**The exercise**
Answer with one number: the count of lines in this material that hold the word "true".

**Extracted entries**
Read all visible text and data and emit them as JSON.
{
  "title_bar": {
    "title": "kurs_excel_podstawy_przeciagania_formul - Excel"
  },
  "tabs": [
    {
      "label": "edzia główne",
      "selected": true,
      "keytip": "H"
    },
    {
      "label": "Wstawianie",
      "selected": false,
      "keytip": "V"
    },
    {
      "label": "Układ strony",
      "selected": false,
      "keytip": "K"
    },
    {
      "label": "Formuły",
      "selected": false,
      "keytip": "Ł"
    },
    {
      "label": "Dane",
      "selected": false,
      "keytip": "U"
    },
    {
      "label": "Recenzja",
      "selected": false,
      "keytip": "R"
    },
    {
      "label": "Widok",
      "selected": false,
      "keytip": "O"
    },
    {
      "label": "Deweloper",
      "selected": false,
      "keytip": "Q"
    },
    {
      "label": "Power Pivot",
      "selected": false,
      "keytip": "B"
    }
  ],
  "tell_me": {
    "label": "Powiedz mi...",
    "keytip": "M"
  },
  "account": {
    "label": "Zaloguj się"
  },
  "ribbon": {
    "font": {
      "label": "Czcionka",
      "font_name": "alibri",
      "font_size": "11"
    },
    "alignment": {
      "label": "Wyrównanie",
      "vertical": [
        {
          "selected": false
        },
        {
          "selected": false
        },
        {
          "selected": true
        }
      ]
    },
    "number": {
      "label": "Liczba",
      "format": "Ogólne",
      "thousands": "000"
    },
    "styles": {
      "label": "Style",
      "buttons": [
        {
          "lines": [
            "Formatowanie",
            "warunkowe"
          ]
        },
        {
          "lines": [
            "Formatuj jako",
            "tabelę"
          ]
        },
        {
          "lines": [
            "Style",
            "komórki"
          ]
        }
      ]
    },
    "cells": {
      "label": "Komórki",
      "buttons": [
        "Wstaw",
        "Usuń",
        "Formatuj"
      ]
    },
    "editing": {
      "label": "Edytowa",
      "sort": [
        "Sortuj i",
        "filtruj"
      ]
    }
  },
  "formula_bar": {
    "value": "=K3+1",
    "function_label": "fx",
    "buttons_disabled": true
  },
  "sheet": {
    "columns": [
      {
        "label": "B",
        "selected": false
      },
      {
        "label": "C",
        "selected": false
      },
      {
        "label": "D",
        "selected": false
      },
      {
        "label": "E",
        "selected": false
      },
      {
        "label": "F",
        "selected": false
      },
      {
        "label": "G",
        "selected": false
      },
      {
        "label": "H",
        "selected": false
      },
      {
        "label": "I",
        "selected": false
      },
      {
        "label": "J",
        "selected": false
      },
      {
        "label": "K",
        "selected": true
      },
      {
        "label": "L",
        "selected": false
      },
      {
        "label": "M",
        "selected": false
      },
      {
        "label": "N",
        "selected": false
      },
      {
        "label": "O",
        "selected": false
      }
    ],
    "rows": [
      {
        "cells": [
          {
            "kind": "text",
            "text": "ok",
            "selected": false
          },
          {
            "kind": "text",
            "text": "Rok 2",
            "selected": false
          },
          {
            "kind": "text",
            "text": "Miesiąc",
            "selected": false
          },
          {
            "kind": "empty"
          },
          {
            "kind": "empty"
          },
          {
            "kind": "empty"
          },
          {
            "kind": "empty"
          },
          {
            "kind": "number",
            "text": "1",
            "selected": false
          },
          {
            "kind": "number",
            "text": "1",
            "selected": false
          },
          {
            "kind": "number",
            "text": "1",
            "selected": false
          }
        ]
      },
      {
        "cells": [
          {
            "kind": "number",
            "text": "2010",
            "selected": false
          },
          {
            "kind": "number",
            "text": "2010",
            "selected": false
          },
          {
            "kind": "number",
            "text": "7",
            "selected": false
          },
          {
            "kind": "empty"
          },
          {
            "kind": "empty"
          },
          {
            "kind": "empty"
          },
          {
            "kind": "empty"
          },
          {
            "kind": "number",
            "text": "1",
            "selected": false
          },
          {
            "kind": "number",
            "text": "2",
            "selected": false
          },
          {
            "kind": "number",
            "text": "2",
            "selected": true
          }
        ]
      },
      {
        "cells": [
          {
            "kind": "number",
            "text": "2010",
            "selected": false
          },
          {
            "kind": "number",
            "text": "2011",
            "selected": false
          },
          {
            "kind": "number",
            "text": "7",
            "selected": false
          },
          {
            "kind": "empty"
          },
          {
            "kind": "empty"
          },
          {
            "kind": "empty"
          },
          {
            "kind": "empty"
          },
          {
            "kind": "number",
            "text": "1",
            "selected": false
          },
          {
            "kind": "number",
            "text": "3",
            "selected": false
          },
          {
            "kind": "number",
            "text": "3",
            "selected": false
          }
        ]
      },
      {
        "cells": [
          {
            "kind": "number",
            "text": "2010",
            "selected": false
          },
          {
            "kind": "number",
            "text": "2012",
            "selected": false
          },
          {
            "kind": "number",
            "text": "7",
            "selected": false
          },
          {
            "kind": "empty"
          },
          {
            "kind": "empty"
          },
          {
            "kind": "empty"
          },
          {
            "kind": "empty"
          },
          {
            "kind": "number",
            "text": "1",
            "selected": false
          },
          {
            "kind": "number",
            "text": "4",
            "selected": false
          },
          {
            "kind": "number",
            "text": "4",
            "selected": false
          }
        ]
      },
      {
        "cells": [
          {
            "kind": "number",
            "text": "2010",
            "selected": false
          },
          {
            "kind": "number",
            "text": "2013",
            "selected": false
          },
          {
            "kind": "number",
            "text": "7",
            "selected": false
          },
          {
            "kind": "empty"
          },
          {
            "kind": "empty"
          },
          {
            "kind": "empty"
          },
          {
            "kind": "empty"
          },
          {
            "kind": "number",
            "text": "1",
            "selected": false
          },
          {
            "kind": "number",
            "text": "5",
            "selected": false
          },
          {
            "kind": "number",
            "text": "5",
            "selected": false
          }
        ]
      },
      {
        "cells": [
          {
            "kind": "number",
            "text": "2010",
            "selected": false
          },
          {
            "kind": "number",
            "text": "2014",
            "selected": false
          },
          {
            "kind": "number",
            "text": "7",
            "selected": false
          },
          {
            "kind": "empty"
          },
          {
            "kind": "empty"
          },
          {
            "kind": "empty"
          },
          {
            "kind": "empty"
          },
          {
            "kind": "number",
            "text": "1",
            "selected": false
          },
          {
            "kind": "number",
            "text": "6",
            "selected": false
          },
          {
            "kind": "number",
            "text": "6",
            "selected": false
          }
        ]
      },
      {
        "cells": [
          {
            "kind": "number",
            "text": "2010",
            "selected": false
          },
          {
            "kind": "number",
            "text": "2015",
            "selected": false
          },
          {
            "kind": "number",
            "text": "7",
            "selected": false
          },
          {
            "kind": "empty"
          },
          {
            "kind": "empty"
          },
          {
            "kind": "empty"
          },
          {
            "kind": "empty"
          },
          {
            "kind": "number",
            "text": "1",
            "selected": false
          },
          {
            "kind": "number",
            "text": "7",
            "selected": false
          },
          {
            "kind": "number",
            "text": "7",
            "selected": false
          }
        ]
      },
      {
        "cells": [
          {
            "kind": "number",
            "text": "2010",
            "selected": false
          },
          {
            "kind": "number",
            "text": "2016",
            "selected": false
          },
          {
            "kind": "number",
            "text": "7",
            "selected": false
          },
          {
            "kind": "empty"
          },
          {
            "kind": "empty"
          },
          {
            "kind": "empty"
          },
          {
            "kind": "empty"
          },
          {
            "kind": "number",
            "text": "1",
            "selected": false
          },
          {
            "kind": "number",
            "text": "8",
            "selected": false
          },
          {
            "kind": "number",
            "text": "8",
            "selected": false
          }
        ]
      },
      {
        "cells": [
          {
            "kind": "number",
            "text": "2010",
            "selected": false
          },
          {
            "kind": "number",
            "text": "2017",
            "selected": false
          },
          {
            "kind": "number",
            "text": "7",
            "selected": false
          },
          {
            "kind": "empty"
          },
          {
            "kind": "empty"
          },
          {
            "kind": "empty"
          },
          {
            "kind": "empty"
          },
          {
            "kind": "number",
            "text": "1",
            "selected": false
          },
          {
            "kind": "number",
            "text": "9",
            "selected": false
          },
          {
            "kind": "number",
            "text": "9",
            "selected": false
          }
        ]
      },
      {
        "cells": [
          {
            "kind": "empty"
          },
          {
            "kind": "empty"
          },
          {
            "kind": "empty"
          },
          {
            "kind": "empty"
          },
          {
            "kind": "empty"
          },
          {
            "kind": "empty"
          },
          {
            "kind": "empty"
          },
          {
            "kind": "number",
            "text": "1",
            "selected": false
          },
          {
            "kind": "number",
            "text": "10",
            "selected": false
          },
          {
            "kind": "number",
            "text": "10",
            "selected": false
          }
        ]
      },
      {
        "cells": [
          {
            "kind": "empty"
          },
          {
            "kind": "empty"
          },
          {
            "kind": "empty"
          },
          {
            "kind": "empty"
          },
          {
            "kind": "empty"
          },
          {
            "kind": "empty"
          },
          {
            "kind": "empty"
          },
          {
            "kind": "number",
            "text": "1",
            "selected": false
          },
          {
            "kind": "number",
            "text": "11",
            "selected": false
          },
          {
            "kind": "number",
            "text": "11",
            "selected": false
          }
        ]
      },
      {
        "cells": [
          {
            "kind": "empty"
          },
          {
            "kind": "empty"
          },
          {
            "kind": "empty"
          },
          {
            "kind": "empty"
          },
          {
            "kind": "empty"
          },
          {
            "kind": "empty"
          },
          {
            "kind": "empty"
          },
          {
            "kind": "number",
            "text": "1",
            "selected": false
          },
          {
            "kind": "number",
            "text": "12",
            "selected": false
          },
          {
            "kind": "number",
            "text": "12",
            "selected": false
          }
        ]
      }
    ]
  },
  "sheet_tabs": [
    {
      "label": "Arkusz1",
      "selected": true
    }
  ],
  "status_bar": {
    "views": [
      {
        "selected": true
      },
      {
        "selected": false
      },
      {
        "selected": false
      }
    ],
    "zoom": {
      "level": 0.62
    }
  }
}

**Exercise output**
7